→ **Written instruction**:
Please retype the records below exactly, leaving out any pictures.

──────

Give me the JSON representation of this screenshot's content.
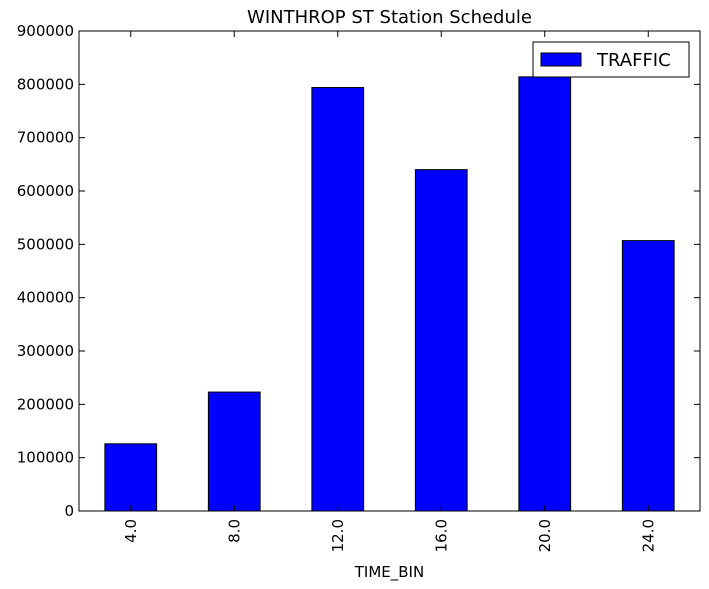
{
  "chart_data": {
    "type": "bar",
    "title": "WINTHROP ST Station Schedule",
    "xlabel": "TIME_BIN",
    "ylabel": "",
    "categories": [
      "4.0",
      "8.0",
      "12.0",
      "16.0",
      "20.0",
      "24.0"
    ],
    "series": [
      {
        "name": "TRAFFIC",
        "values": [
          126000,
          223000,
          794000,
          640000,
          814000,
          507000
        ],
        "color": "#0000ff"
      }
    ],
    "ylim": [
      0,
      900000
    ],
    "yticks": [
      0,
      100000,
      200000,
      300000,
      400000,
      500000,
      600000,
      700000,
      800000,
      900000
    ],
    "ytick_labels": [
      "0",
      "100000",
      "200000",
      "300000",
      "400000",
      "500000",
      "600000",
      "700000",
      "800000",
      "900000"
    ],
    "grid": false,
    "legend_position": "top-right",
    "xtick_rotation": "vertical"
  }
}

──────

→ **Response below**:
Give me the JSON representation of this screenshot's content.
{
  "chart_data": {
    "type": "bar",
    "title": "WINTHROP ST Station Schedule",
    "xlabel": "TIME_BIN",
    "ylabel": "",
    "categories": [
      "4.0",
      "8.0",
      "12.0",
      "16.0",
      "20.0",
      "24.0"
    ],
    "series": [
      {
        "name": "TRAFFIC",
        "values": [
          126000,
          223000,
          794000,
          640000,
          814000,
          507000
        ],
        "color": "#0000ff"
      }
    ],
    "ylim": [
      0,
      900000
    ],
    "yticks": [
      0,
      100000,
      200000,
      300000,
      400000,
      500000,
      600000,
      700000,
      800000,
      900000
    ],
    "ytick_labels": [
      "0",
      "100000",
      "200000",
      "300000",
      "400000",
      "500000",
      "600000",
      "700000",
      "800000",
      "900000"
    ],
    "grid": false,
    "legend_position": "top-right",
    "xtick_rotation": "vertical"
  }
}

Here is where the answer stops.